- [Goal]:
Check each line of the entries below for the string "color"; copy every line where it appears.

***

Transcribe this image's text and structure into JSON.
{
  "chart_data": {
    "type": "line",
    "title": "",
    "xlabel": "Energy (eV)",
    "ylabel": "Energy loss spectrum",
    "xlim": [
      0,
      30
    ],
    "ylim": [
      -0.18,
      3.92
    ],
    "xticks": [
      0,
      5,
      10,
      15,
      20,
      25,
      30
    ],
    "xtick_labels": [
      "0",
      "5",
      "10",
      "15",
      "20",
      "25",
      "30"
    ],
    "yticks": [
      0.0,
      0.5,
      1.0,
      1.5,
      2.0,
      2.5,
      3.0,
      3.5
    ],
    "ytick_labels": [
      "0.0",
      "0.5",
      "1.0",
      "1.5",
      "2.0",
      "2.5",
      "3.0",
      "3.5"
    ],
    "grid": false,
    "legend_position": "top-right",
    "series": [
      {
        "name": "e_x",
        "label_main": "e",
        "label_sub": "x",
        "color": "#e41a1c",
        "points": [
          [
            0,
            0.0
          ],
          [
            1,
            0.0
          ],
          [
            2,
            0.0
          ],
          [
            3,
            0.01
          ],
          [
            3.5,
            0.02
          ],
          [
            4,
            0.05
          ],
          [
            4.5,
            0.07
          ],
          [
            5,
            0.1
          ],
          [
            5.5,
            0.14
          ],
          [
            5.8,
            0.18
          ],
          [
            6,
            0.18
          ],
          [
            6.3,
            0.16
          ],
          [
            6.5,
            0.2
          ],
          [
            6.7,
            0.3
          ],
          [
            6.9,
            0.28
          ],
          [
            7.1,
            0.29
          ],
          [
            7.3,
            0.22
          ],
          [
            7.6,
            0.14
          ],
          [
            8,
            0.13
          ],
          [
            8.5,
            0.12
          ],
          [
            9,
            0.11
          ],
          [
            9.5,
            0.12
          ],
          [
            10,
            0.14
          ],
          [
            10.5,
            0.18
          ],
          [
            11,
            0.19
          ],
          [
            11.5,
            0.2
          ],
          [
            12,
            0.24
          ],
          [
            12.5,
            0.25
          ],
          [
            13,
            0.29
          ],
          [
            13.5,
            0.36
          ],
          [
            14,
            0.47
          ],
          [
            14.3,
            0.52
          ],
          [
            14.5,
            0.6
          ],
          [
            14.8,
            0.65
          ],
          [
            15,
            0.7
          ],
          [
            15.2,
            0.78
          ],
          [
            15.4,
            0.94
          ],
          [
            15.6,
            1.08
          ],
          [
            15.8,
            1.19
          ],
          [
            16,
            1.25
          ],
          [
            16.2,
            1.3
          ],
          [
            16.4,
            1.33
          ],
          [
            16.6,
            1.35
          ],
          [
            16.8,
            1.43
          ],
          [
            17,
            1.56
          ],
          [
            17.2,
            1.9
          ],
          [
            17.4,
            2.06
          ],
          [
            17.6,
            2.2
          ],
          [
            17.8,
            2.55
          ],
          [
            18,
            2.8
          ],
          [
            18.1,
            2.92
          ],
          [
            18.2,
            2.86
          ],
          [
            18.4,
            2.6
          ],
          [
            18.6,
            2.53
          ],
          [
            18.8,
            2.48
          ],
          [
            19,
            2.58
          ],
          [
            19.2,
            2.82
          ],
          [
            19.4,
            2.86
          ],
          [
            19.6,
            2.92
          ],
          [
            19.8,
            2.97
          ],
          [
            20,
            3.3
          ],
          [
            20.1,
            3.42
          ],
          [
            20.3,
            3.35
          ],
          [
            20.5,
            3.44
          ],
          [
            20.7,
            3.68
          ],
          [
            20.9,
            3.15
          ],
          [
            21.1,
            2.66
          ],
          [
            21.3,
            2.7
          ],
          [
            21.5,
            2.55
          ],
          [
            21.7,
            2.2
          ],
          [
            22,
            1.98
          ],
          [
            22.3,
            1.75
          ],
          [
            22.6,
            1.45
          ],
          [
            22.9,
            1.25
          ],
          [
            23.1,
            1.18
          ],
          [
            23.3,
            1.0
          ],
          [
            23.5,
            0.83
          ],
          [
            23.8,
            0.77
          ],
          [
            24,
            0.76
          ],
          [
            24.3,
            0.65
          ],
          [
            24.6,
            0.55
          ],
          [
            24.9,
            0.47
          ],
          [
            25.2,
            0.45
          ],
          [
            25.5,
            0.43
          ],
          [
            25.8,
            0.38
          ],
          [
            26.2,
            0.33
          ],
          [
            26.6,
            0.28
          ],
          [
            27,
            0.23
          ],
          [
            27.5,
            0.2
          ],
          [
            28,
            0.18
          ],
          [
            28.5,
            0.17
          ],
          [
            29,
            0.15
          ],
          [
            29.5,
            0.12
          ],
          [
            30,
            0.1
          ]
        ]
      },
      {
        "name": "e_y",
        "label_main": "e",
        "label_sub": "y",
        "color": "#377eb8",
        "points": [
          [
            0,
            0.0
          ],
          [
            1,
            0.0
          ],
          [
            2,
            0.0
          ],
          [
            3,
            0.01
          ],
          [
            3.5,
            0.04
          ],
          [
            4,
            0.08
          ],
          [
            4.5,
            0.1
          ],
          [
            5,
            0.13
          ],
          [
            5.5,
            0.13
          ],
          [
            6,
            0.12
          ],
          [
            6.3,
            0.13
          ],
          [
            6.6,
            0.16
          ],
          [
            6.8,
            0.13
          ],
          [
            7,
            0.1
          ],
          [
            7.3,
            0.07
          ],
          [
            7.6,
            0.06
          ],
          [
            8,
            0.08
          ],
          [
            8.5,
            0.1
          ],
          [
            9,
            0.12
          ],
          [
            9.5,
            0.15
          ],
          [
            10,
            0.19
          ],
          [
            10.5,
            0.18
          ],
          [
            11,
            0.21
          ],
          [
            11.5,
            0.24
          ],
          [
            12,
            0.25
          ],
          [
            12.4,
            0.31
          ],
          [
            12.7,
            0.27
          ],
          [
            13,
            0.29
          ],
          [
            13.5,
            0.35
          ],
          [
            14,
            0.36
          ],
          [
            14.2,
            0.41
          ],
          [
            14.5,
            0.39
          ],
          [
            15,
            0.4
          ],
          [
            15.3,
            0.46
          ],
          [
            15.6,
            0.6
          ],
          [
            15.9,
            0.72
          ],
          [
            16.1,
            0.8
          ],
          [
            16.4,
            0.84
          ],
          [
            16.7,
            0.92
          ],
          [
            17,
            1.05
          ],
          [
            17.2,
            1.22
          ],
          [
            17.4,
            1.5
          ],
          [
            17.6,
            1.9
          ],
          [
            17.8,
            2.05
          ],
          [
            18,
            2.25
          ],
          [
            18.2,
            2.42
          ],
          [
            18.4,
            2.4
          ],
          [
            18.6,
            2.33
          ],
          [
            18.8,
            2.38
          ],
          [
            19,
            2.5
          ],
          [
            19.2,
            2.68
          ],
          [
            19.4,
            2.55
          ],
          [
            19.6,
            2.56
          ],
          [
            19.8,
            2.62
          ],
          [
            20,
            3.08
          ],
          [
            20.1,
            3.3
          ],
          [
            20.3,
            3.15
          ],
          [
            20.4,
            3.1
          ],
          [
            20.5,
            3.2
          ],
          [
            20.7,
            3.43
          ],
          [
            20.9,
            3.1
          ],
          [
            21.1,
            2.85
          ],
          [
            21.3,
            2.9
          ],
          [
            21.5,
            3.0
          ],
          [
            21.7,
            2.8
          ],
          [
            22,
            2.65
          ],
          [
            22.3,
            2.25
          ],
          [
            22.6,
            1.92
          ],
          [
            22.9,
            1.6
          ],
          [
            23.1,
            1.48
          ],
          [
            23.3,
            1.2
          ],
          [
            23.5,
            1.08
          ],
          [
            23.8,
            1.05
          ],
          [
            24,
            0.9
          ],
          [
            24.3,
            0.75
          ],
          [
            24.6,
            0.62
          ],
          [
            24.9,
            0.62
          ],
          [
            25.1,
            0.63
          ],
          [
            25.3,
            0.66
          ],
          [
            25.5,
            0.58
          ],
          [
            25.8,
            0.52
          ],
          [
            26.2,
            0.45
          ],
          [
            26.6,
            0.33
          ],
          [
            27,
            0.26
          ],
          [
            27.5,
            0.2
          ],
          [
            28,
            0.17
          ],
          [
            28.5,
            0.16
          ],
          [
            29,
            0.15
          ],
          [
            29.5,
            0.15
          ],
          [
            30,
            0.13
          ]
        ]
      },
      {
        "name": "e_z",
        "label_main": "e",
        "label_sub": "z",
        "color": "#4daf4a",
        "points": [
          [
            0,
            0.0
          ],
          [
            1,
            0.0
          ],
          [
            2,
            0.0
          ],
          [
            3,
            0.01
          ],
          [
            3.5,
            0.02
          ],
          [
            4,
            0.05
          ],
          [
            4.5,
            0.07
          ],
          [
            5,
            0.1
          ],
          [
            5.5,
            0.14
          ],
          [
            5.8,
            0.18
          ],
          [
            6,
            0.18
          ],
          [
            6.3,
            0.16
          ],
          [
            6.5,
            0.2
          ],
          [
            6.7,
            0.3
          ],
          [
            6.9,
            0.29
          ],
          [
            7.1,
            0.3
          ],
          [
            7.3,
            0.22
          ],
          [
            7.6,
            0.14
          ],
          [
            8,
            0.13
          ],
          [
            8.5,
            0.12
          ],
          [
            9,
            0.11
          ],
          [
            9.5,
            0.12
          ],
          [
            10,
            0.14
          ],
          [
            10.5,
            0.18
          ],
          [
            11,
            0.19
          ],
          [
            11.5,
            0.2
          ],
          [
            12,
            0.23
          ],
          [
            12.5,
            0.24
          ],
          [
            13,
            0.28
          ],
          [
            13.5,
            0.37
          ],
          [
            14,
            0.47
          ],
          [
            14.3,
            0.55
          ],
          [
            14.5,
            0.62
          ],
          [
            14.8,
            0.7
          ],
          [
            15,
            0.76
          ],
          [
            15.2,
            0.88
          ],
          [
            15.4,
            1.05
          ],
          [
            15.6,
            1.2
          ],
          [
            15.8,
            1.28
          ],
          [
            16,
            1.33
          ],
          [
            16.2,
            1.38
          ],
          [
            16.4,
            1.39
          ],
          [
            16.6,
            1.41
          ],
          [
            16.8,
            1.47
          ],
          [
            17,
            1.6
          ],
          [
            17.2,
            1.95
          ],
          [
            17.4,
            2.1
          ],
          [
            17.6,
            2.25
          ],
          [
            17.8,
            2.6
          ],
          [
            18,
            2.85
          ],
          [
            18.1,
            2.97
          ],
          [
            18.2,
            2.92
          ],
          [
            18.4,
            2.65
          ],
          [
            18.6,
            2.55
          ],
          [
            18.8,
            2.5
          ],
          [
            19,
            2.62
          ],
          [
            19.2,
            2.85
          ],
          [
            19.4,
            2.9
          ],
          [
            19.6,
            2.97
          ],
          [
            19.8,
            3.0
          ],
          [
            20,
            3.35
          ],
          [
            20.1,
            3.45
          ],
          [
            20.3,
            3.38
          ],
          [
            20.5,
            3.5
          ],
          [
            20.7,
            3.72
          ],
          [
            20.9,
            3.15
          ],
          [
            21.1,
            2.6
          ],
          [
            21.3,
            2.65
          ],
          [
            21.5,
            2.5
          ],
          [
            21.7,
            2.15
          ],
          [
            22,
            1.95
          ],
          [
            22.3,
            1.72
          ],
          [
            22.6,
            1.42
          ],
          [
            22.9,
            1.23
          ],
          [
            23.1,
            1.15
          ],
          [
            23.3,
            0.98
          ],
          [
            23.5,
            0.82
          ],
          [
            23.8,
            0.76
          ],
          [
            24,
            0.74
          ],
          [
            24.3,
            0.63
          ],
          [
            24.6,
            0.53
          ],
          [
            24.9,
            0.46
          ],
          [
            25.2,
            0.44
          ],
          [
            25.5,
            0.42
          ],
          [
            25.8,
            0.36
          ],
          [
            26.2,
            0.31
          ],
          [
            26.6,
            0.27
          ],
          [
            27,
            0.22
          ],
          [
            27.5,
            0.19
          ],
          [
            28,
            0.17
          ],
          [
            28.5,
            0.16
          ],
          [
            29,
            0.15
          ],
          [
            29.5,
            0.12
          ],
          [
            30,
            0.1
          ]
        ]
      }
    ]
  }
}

***

- [Response to this task]:
        "color": "#e41a1c",
        "color": "#377eb8",
        "color": "#4daf4a",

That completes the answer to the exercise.